EXERCISE OBJECTIVE
The records below need retyping in full; give them again exactly.

EXTRACTED ENTRIES start

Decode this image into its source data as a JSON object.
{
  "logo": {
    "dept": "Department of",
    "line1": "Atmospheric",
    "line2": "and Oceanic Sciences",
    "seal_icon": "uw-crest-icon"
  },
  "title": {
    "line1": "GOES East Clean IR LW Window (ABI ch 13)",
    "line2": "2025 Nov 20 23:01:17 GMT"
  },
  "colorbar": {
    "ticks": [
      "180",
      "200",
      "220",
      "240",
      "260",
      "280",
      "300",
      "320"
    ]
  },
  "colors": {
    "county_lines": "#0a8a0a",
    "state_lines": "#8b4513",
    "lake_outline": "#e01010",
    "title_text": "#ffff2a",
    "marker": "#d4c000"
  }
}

EXTRACTED ENTRIES end

ANSWER BELOW
Decode this image into its source data as a JSON object.
{
  "logo": {
    "dept": "Department of",
    "line1": "Atmospheric",
    "line2": "and Oceanic Sciences",
    "seal_icon": "uw-crest-icon"
  },
  "title": {
    "line1": "GOES East Clean IR LW Window (ABI ch 13)",
    "line2": "2025 Nov 20 23:01:17 GMT"
  },
  "colorbar": {
    "ticks": [
      "180",
      "200",
      "220",
      "240",
      "260",
      "280",
      "300",
      "320"
    ]
  },
  "colors": {
    "county_lines": "#0a8a0a",
    "state_lines": "#8b4513",
    "lake_outline": "#e01010",
    "title_text": "#ffff2a",
    "marker": "#d4c000"
  }
}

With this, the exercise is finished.